■ **Exercise aim**: Your task is to copy every line of the records below that contains "nábytku".

■ **Data for this exercise**:
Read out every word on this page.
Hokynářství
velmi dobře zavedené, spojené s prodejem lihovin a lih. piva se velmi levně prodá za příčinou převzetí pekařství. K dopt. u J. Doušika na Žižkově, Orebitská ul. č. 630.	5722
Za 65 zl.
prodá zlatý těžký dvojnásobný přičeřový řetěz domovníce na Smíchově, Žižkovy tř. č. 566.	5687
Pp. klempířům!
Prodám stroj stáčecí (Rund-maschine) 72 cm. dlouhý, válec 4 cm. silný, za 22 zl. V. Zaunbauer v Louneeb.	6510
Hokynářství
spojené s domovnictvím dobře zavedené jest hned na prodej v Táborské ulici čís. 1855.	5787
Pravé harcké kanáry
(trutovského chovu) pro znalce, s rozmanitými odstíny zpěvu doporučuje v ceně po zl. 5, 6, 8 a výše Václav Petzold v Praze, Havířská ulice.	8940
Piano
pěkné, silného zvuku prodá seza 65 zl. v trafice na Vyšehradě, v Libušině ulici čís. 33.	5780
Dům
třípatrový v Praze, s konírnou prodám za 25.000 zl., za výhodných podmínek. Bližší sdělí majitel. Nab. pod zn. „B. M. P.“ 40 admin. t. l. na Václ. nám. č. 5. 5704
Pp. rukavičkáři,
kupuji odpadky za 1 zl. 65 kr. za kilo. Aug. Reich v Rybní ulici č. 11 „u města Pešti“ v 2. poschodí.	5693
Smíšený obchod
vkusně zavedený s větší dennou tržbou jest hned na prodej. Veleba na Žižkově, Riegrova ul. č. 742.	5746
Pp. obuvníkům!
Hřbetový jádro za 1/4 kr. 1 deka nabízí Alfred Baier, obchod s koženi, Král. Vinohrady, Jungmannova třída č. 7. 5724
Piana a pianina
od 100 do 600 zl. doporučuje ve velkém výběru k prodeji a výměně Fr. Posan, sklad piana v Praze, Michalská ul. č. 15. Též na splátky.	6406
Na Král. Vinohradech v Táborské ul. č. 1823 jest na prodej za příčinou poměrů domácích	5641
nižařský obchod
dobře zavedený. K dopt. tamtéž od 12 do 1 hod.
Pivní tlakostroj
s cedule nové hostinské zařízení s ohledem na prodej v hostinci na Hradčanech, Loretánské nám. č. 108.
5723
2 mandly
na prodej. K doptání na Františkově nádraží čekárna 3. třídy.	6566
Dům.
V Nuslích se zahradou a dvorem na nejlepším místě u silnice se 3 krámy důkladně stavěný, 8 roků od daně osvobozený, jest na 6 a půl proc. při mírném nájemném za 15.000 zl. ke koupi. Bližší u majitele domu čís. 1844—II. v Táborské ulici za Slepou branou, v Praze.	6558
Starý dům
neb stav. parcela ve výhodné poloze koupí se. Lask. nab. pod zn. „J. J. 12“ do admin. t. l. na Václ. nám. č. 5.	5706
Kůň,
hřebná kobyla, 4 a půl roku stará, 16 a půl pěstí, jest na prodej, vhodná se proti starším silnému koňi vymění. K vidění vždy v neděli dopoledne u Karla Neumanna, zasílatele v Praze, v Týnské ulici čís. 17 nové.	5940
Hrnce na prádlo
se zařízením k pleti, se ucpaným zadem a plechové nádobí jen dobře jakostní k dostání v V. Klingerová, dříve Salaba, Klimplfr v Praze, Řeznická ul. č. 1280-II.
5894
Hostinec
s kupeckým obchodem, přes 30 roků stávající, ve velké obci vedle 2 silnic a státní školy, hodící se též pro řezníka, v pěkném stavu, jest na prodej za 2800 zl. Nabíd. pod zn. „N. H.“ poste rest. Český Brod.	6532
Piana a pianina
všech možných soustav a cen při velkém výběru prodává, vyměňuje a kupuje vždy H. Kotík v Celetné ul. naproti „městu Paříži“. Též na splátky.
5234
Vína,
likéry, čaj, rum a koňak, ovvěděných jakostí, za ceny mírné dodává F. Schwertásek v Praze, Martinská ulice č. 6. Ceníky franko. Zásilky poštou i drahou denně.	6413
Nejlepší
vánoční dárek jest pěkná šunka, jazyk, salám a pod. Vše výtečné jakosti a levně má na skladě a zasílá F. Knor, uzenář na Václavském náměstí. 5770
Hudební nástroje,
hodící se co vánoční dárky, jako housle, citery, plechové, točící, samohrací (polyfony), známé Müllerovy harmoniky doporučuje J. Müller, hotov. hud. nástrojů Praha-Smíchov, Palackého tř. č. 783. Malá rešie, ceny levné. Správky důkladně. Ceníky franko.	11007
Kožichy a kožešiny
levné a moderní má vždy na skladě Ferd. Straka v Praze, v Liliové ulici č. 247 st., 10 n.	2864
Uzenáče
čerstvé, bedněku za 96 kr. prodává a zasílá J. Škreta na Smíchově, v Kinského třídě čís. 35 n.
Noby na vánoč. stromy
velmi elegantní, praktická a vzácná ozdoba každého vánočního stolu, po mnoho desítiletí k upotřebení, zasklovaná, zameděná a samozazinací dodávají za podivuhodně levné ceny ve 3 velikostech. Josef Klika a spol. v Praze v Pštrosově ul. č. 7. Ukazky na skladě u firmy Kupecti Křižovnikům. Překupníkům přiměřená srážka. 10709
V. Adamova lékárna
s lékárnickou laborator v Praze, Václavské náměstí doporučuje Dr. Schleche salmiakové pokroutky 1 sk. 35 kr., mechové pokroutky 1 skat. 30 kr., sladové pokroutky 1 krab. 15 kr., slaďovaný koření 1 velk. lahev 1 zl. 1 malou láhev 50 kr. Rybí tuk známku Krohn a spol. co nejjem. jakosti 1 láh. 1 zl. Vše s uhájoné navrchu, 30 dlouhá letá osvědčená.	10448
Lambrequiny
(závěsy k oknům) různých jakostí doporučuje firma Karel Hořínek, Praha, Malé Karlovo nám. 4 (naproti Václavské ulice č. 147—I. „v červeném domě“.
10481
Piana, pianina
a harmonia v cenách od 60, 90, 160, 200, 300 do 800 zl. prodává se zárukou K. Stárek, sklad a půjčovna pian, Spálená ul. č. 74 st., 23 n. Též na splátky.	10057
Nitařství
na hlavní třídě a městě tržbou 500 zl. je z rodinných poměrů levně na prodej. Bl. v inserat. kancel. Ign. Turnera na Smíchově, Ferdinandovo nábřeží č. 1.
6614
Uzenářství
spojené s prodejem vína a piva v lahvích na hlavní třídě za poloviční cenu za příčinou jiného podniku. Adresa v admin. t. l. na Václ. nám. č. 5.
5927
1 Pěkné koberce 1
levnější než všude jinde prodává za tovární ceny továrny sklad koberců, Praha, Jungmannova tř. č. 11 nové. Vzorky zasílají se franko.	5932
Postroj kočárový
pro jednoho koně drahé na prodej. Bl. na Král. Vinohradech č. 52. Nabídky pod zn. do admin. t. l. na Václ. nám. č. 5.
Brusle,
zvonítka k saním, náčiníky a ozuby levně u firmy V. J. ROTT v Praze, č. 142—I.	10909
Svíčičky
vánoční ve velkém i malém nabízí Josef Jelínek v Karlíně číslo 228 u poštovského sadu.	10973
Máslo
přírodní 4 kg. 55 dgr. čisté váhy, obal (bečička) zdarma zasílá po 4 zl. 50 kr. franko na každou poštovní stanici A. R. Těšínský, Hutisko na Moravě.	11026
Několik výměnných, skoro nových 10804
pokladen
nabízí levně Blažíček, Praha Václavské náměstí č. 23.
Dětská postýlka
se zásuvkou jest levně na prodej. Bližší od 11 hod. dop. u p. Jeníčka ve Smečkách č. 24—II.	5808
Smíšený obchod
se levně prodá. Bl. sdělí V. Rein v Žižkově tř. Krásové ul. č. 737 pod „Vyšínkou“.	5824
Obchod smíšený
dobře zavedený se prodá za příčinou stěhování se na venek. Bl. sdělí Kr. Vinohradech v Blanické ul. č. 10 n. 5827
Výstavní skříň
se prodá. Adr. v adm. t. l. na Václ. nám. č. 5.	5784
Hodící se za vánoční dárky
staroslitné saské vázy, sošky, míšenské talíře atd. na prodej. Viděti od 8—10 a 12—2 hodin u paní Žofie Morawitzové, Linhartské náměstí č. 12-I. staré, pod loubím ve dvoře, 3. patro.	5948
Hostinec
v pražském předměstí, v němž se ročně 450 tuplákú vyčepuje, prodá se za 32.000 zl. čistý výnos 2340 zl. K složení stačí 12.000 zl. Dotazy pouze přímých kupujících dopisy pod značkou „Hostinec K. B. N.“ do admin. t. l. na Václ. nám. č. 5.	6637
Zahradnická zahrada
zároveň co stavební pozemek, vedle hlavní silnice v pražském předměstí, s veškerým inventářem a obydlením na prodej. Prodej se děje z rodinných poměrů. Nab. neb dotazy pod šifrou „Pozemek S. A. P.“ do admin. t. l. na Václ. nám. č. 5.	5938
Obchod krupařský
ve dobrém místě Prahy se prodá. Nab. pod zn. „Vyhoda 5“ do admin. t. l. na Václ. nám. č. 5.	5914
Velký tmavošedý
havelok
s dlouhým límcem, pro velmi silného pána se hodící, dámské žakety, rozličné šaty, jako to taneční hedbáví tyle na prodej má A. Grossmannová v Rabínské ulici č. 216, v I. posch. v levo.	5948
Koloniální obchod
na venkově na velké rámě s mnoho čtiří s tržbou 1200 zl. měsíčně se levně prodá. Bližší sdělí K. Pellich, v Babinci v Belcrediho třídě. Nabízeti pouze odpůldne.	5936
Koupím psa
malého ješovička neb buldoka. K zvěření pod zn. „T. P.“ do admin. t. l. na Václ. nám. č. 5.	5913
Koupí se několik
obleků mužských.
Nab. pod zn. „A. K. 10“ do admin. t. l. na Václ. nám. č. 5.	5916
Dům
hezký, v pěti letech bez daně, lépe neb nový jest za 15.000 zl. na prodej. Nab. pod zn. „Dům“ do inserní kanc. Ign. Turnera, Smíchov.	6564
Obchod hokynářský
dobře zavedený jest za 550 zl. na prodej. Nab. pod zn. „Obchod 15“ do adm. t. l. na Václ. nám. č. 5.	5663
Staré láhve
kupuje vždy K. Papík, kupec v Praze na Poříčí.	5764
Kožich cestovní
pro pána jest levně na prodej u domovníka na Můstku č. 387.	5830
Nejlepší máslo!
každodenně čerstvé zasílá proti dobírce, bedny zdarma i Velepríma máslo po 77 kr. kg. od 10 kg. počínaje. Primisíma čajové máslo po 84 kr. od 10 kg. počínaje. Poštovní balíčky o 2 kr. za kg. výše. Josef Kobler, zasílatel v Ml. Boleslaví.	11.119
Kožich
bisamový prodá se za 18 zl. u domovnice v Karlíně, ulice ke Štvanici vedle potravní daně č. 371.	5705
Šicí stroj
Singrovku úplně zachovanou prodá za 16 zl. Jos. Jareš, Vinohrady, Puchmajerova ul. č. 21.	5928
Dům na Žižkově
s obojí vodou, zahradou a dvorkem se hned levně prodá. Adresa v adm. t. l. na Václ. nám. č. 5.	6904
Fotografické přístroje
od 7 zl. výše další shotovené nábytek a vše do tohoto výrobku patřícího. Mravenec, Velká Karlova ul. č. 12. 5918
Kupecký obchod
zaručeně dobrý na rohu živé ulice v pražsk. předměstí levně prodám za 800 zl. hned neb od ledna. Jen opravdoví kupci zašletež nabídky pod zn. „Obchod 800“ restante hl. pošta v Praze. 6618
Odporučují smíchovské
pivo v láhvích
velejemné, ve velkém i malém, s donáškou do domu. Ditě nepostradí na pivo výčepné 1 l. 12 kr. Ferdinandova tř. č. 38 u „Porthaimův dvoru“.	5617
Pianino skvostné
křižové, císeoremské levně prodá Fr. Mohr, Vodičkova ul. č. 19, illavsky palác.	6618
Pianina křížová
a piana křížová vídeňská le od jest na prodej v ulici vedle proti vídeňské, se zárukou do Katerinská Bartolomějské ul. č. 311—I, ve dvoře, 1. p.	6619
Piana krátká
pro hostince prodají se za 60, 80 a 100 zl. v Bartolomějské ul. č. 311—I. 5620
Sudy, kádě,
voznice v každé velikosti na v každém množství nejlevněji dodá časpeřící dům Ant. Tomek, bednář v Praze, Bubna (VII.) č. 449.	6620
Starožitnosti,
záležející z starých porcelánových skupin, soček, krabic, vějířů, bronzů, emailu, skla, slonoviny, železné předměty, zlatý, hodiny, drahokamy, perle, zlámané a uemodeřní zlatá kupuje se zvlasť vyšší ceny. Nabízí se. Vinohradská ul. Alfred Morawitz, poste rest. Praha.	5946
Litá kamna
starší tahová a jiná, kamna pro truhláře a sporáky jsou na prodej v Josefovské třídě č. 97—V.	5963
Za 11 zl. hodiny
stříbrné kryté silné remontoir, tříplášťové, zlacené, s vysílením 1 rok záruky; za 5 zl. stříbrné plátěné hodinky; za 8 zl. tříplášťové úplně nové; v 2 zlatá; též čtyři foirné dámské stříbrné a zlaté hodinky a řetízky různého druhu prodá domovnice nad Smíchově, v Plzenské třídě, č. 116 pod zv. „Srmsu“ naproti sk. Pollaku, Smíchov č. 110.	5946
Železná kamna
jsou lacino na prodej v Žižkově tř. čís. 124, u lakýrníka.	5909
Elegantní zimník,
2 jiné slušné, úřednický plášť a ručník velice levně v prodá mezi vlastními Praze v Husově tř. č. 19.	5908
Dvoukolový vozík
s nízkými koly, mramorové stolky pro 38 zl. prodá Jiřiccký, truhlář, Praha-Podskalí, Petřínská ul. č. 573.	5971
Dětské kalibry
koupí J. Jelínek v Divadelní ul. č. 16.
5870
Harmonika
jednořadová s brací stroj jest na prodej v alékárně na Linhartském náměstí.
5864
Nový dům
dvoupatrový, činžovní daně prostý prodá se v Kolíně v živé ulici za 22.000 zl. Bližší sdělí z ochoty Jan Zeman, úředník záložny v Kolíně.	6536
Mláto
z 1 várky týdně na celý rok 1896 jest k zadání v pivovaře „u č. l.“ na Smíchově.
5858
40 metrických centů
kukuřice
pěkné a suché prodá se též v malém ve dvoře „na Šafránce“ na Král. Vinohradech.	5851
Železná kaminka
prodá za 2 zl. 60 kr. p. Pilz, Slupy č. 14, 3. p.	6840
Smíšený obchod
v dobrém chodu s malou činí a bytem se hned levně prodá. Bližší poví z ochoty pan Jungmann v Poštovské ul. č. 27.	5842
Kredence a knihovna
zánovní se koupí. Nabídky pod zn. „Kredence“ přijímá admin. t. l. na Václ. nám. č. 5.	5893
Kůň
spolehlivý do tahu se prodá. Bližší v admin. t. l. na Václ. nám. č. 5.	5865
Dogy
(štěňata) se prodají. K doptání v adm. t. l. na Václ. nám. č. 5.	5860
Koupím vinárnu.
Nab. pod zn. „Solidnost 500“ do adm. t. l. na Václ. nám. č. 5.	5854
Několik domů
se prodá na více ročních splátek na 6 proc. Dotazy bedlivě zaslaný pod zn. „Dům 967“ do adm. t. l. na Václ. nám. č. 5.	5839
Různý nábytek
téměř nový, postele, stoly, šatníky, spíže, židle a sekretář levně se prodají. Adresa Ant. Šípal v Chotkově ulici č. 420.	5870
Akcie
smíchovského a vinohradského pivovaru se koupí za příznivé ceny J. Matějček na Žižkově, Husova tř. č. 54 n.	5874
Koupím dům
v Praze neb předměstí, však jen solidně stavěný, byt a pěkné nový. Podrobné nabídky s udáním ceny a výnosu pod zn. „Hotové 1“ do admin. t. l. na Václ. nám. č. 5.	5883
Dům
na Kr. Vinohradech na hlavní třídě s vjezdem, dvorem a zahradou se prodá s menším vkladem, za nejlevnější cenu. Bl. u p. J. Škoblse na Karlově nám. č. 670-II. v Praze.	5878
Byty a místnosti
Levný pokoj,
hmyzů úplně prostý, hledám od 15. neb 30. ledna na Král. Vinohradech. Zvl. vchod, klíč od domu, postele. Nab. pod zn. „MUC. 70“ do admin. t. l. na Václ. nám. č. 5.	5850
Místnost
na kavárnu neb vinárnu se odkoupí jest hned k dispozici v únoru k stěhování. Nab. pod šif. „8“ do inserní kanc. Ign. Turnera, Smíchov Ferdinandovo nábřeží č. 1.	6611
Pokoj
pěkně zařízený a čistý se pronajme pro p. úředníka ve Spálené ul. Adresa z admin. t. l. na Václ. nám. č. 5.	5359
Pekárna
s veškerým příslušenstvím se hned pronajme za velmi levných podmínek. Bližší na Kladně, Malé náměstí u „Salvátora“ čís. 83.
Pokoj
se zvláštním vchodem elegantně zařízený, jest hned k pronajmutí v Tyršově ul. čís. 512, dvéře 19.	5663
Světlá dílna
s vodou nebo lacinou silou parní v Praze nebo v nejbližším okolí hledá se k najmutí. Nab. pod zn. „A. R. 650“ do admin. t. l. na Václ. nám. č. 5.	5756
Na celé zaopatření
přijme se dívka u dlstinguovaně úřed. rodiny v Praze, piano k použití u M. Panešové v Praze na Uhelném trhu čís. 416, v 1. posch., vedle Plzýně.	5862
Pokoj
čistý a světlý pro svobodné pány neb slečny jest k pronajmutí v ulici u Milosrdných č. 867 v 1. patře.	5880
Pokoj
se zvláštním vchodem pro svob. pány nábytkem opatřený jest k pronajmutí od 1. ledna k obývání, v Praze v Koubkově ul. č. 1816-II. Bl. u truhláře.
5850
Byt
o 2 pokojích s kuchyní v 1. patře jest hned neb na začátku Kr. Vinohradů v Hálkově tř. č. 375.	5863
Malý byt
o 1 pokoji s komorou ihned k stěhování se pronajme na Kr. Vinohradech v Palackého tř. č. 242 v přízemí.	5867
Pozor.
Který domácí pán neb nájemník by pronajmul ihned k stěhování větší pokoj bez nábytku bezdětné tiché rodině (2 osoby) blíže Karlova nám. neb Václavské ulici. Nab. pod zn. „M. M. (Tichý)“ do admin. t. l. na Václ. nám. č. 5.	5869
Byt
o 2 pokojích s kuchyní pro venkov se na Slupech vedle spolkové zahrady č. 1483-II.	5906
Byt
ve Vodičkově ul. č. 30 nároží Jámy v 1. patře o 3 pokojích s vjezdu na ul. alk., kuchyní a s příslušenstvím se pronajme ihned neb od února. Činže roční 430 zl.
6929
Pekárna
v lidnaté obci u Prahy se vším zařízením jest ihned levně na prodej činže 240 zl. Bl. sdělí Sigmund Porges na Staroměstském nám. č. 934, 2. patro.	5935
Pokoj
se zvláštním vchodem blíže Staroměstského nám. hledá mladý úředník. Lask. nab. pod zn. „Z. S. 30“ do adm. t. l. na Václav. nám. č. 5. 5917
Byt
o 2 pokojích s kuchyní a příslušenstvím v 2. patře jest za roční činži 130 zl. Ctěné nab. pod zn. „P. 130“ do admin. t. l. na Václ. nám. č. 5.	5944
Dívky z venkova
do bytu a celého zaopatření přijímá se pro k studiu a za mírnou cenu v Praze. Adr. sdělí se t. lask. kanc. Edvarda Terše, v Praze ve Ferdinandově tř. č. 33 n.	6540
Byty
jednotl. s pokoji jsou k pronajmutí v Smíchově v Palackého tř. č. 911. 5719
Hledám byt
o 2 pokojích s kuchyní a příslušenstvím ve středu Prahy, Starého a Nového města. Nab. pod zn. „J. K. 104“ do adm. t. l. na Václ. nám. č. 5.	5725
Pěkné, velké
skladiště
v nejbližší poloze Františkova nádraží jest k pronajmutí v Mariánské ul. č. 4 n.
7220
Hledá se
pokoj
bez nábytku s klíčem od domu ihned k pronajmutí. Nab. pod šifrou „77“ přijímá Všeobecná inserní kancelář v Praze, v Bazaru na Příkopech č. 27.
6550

■ **Solution to this problem**:
Který domácí pán neb nájemník by pronajmul ihned k stěhování větší pokoj bez nábytku bezdětné tiché rodině (2 osoby) blíže Karlova nám. neb Václavské ulici. Nab. pod zn. „M. M. (Tichý)“ do admin. t. l. na Václ. nám. č. 5.	5869
bez nábytku s klíčem od domu ihned k pronajmutí. Nab. pod šifrou „77“ přijímá Všeobecná inserní kancelář v Praze, v Bazaru na Příkopech č. 27.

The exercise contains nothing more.